* Begin Records to use *
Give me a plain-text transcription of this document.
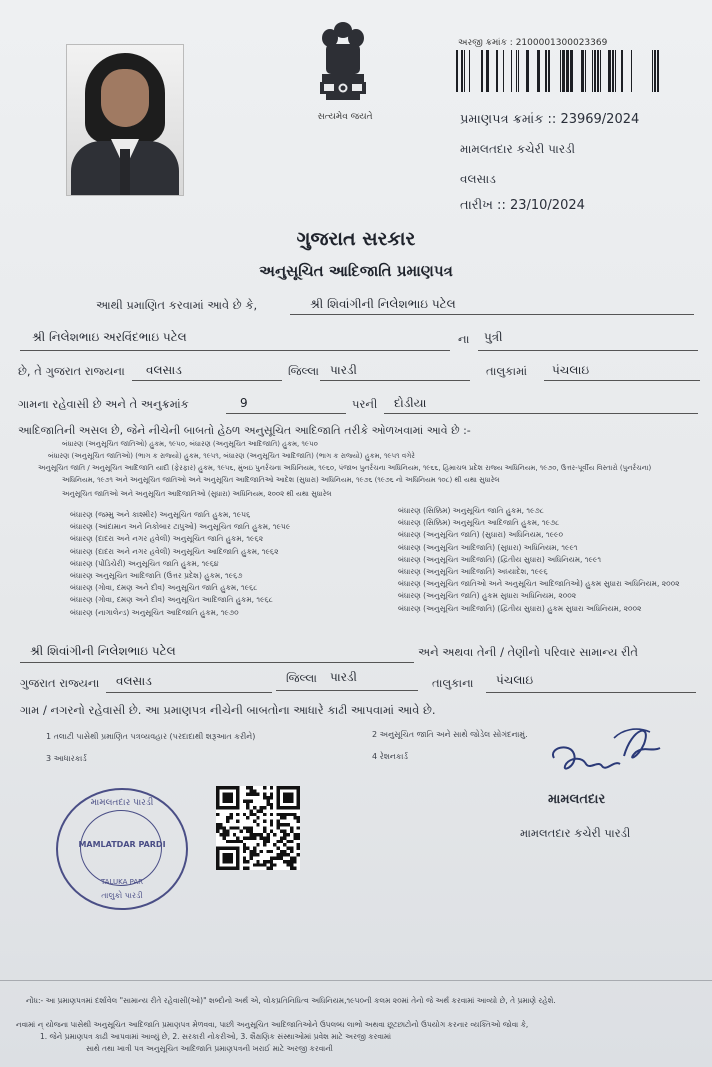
સત્યમેવ જયતે
અરજી ક્રમાંક : 2100001300023369
પ્રમાણપત્ર ક્રમાંક :: 23969/2024
મામલતદાર કચેરી પારડી
વલસાડ
તારીખ :: 23/10/2024
ગુજરાત સરકાર
અનુસૂચિત આદિજાતિ પ્રમાણપત્ર
આથી પ્રમાણિત કરવામાં આવે છે કે,	શ્રી શિવાંગીની નિલેશભાઇ પટેલ
શ્રી નિલેશભાઇ અરવિંદભાઇ પટેલ	ના પુત્રી
છે, તે ગુજરાત રાજ્યના વલસાડ	જિલ્લા પારડી	તાલુકામાં પંચલાઇ
ગામના રહેવાસી છે અને તે અનુક્રમાંક	9	પરની દોડીયા
આદિજાતિની અસલ છે, જેને નીચેની બાબતો હેઠળ અનુસૂચિત આદિજાતિ તરીકે ઓળખવામાં આવે છે :-
બંધારણ (અનુસૂચિત જાતિઓ) હુકમ, ૧૯૫૦, બંધારણ (અનુસૂચિત આદિજાતિ) હુકમ, ૧૯૫૦
બંધારણ (અનુસૂચિત જાતિઓ) (ભાગ ક રાજ્યો) હુકમ, ૧૯૫૧, બંધારણ (અનુસૂચિત આદિજાતિ) (ભાગ ક રાજ્યો) હુકમ, ૧૯૫૧ વગેરે
અનુસૂચિત જાતિ / અનુસૂચિત આદિજાતિ યાદી (ફેરફાર) હુકમ, ૧૯૫૬, મુંબઇ પુનર્રચના અધિનિયમ, ૧૯૬૦, પંજાબ પુનર્રચના અધિનિયમ, ૧૯૬૬, હિમાચલ પ્રદેશ રાજ્ય અધિનિયમ, ૧૯૭૦, ઉત્તર-પૂર્વીય વિસ્તારો (પુનર્રચના)
અધિનિયમ, ૧૯૭૧ અને અનુસૂચિત જાતિઓ અને અનુસૂચિત આદિજાતિઓ આદેશ (સુધારા) અધિનિયમ, ૧૯૭૬ (૧૯૭૬ નો અધિનિયમ ૧૦૮) થી યથા સુધારેલ
અનુસૂચિત જાતિઓ અને અનુસૂચિત આદિજાતિઓ (સુધારા) અધિનિયમ, ૨૦૦૨ થી યથા સુધારેલ
બંધારણ (જમ્મુ અને કાશ્મીર) અનુસૂચિત જાતિ હુકમ, ૧૯૫૬
બંધારણ (આંદામાન અને નિકોબાર ટાપુઓ) અનુસૂચિત જાતિ હુકમ, ૧૯૫૯
બંધારણ (દાદરા અને નગર હવેલી) અનુસૂચિત જાતિ હુકમ, ૧૯૬૨
બંધારણ (દાદરા અને નગર હવેલી) અનુસૂચિત આદિજાતિ હુકમ, ૧૯૬૨
બંધારણ (પોંડિચેરી) અનુસૂચિત જાતિ હુકમ, ૧૯૬૪
બંધારણ અનુસૂચિત આદિજાતિ (ઉત્તર પ્રદેશ) હુકમ, ૧૯૬૭
બંધારણ (ગોવા, દમણ અને દીવ) અનુસૂચિત જાતિ હુકમ, ૧૯૬૮
બંધારણ (ગોવા, દમણ અને દીવ) અનુસૂચિત આદિજાતિ હુકમ, ૧૯૬૮
બંધારણ (નાગાલેન્ડ) અનુસૂચિત આદિજાતિ હુકમ, ૧૯૭૦
બંધારણ (સિક્કિમ) અનુસૂચિત જાતિ હુકમ, ૧૯૭૮
બંધારણ (સિક્કિમ) અનુસૂચિત આદિજાતિ હુકમ, ૧૯૭૮
બંધારણ (અનુસૂચિત જાતિ) (સુધારા) અધિનિયમ, ૧૯૯૦
બંધારણ (અનુસૂચિત આદિજાતિ) (સુધારા) અધિનિયમ, ૧૯૯૧
બંધારણ (અનુસૂચિત આદિજાતિ) (દ્વિતીય સુધારા) અધિનિયમ, ૧૯૯૧
બંધારણ (અનુસૂચિત આદિજાતિ) અધ્યાદેશ, ૧૯૯૬
બંધારણ (અનુસૂચિત જાતિઓ અને અનુસૂચિત આદિજાતિઓ) હુકમ સુધારા અધિનિયમ, ૨૦૦૨
બંધારણ (અનુસૂચિત જાતિ) હુકમ સુધારા અધિનિયમ, ૨૦૦૨
બંધારણ (અનુસૂચિત આદિજાતિ) (દ્વિતીય સુધારા) હુકમ સુધારા અધિનિયમ, ૨૦૦૨
શ્રી શિવાંગીની નિલેશભાઇ પટેલ	અને અથવા તેની / તેણીનો પરિવાર સામાન્ય રીતે
ગુજરાત રાજ્યના વલસાડ	જિલ્લા પારડી	તાલુકાના પંચલાઇ
ગામ / નગરનો રહેવાસી છે. આ પ્રમાણપત્ર નીચેની બાબતોના આધારે કાઢી આપવામાં આવે છે.
1 તલાટી પાસેથી પ્રમાણિત પત્રવ્યવહાર (પરદાદાથી શરૂઆત કરીને)	2 અનુસૂચિત જાતિ અને સાથે જોડેલ સોગંદનામું.
3 આધારકાર્ડ	4 રેશનકાર્ડ
મામલતદાર પારડી
MAMLATDAR PARDI
TALUKA PAR
તાલુકો પારડી
મામલતદાર
મામલતદાર કચેરી પારડી
નોંધ:- આ પ્રમાણપત્રમાં દર્શાવેલ "સામાન્ય રીતે રહેવાસી(ઓ)" શબ્દોનો અર્થ એ, લોકપ્રતિનિધિત્વ અધિનિયમ,૧૯૫૦ની કલમ ૨૦માં તેનો જે અર્થ કરવામાં આવ્યો છે, તે પ્રમાણે રહેશે.
નવામાં ન્ યોજના પાસેથી અનુસૂચિત આદિજાતિ પ્રમાણપત્ર મેળવવા, પાછી અનુસૂચિત આદિજાતિઓને ઉપલબ્ધ લાભો અથવા છૂટછાટોનો ઉપયોગ કરનાર વ્યક્તિઓ જોવા કે,
1. જેને પ્રમાણપત્ર કાઢી આપવામાં આવ્યું છે, 2. સરકારી નોકરીઓ, 3. શૈક્ષણિક સંસ્થાઓમાં પ્રવેશ માટે અરજી કરવામાં
સાથે તથા ખાત્રી પત્ર અનુસૂચિત આદિજાતિ પ્રમાણપત્રની ખરાઈ માટે અરજી કરવાની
* End Records to use *
#### Instructions to follow
Copy every record character for character. Skip the pictures.

#### Exercise solution
Give me a plain-text transcription of this document.
સત્યમેવ જયતે
અરજી ક્રમાંક : 2100001300023369
પ્રમાણપત્ર ક્રમાંક :: 23969/2024
મામલતદાર કચેરી પારડી
વલસાડ
તારીખ :: 23/10/2024
ગુજરાત સરકાર
અનુસૂચિત આદિજાતિ પ્રમાણપત્ર
આથી પ્રમાણિત કરવામાં આવે છે કે,	શ્રી શિવાંગીની નિલેશભાઇ પટેલ
શ્રી નિલેશભાઇ અરવિંદભાઇ પટેલ	ના પુત્રી
છે, તે ગુજરાત રાજ્યના વલસાડ	જિલ્લા પારડી	તાલુકામાં પંચલાઇ
ગામના રહેવાસી છે અને તે અનુક્રમાંક	9	પરની દોડીયા
આદિજાતિની અસલ છે, જેને નીચેની બાબતો હેઠળ અનુસૂચિત આદિજાતિ તરીકે ઓળખવામાં આવે છે :-
બંધારણ (અનુસૂચિત જાતિઓ) હુકમ, ૧૯૫૦, બંધારણ (અનુસૂચિત આદિજાતિ) હુકમ, ૧૯૫૦
બંધારણ (અનુસૂચિત જાતિઓ) (ભાગ ક રાજ્યો) હુકમ, ૧૯૫૧, બંધારણ (અનુસૂચિત આદિજાતિ) (ભાગ ક રાજ્યો) હુકમ, ૧૯૫૧ વગેરે
અનુસૂચિત જાતિ / અનુસૂચિત આદિજાતિ યાદી (ફેરફાર) હુકમ, ૧૯૫૬, મુંબઇ પુનર્રચના અધિનિયમ, ૧૯૬૦, પંજાબ પુનર્રચના અધિનિયમ, ૧૯૬૬, હિમાચલ પ્રદેશ રાજ્ય અધિનિયમ, ૧૯૭૦, ઉત્તર-પૂર્વીય વિસ્તારો (પુનર્રચના)
અધિનિયમ, ૧૯૭૧ અને અનુસૂચિત જાતિઓ અને અનુસૂચિત આદિજાતિઓ આદેશ (સુધારા) અધિનિયમ, ૧૯૭૬ (૧૯૭૬ નો અધિનિયમ ૧૦૮) થી યથા સુધારેલ
અનુસૂચિત જાતિઓ અને અનુસૂચિત આદિજાતિઓ (સુધારા) અધિનિયમ, ૨૦૦૨ થી યથા સુધારેલ
બંધારણ (જમ્મુ અને કાશ્મીર) અનુસૂચિત જાતિ હુકમ, ૧૯૫૬
બંધારણ (આંદામાન અને નિકોબાર ટાપુઓ) અનુસૂચિત જાતિ હુકમ, ૧૯૫૯
બંધારણ (દાદરા અને નગર હવેલી) અનુસૂચિત જાતિ હુકમ, ૧૯૬૨
બંધારણ (દાદરા અને નગર હવેલી) અનુસૂચિત આદિજાતિ હુકમ, ૧૯૬૨
બંધારણ (પોંડિચેરી) અનુસૂચિત જાતિ હુકમ, ૧૯૬૪
બંધારણ અનુસૂચિત આદિજાતિ (ઉત્તર પ્રદેશ) હુકમ, ૧૯૬૭
બંધારણ (ગોવા, દમણ અને દીવ) અનુસૂચિત જાતિ હુકમ, ૧૯૬૮
બંધારણ (ગોવા, દમણ અને દીવ) અનુસૂચિત આદિજાતિ હુકમ, ૧૯૬૮
બંધારણ (નાગાલેન્ડ) અનુસૂચિત આદિજાતિ હુકમ, ૧૯૭૦
બંધારણ (સિક્કિમ) અનુસૂચિત જાતિ હુકમ, ૧૯૭૮
બંધારણ (સિક્કિમ) અનુસૂચિત આદિજાતિ હુકમ, ૧૯૭૮
બંધારણ (અનુસૂચિત જાતિ) (સુધારા) અધિનિયમ, ૧૯૯૦
બંધારણ (અનુસૂચિત આદિજાતિ) (સુધારા) અધિનિયમ, ૧૯૯૧
બંધારણ (અનુસૂચિત આદિજાતિ) (દ્વિતીય સુધારા) અધિનિયમ, ૧૯૯૧
બંધારણ (અનુસૂચિત આદિજાતિ) અધ્યાદેશ, ૧૯૯૬
બંધારણ (અનુસૂચિત જાતિઓ અને અનુસૂચિત આદિજાતિઓ) હુકમ સુધારા અધિનિયમ, ૨૦૦૨
બંધારણ (અનુસૂચિત જાતિ) હુકમ સુધારા અધિનિયમ, ૨૦૦૨
બંધારણ (અનુસૂચિત આદિજાતિ) (દ્વિતીય સુધારા) હુકમ સુધારા અધિનિયમ, ૨૦૦૨
શ્રી શિવાંગીની નિલેશભાઇ પટેલ	અને અથવા તેની / તેણીનો પરિવાર સામાન્ય રીતે
ગુજરાત રાજ્યના વલસાડ	જિલ્લા પારડી	તાલુકાના પંચલાઇ
ગામ / નગરનો રહેવાસી છે. આ પ્રમાણપત્ર નીચેની બાબતોના આધારે કાઢી આપવામાં આવે છે.
1 તલાટી પાસેથી પ્રમાણિત પત્રવ્યવહાર (પરદાદાથી શરૂઆત કરીને)	2 અનુસૂચિત જાતિ અને સાથે જોડેલ સોગંદનામું.
3 આધારકાર્ડ	4 રેશનકાર્ડ
મામલતદાર પારડી
MAMLATDAR PARDI
TALUKA PAR
તાલુકો પારડી
મામલતદાર
મામલતદાર કચેરી પારડી
નોંધ:- આ પ્રમાણપત્રમાં દર્શાવેલ "સામાન્ય રીતે રહેવાસી(ઓ)" શબ્દોનો અર્થ એ, લોકપ્રતિનિધિત્વ અધિનિયમ,૧૯૫૦ની કલમ ૨૦માં તેનો જે અર્થ કરવામાં આવ્યો છે, તે પ્રમાણે રહેશે.
નવામાં ન્ યોજના પાસેથી અનુસૂચિત આદિજાતિ પ્રમાણપત્ર મેળવવા, પાછી અનુસૂચિત આદિજાતિઓને ઉપલબ્ધ લાભો અથવા છૂટછાટોનો ઉપયોગ કરનાર વ્યક્તિઓ જોવા કે,
1. જેને પ્રમાણપત્ર કાઢી આપવામાં આવ્યું છે, 2. સરકારી નોકરીઓ, 3. શૈક્ષણિક સંસ્થાઓમાં પ્રવેશ માટે અરજી કરવામાં
સાથે તથા ખાત્રી પત્ર અનુસૂચિત આદિજાતિ પ્રમાણપત્રની ખરાઈ માટે અરજી કરવાની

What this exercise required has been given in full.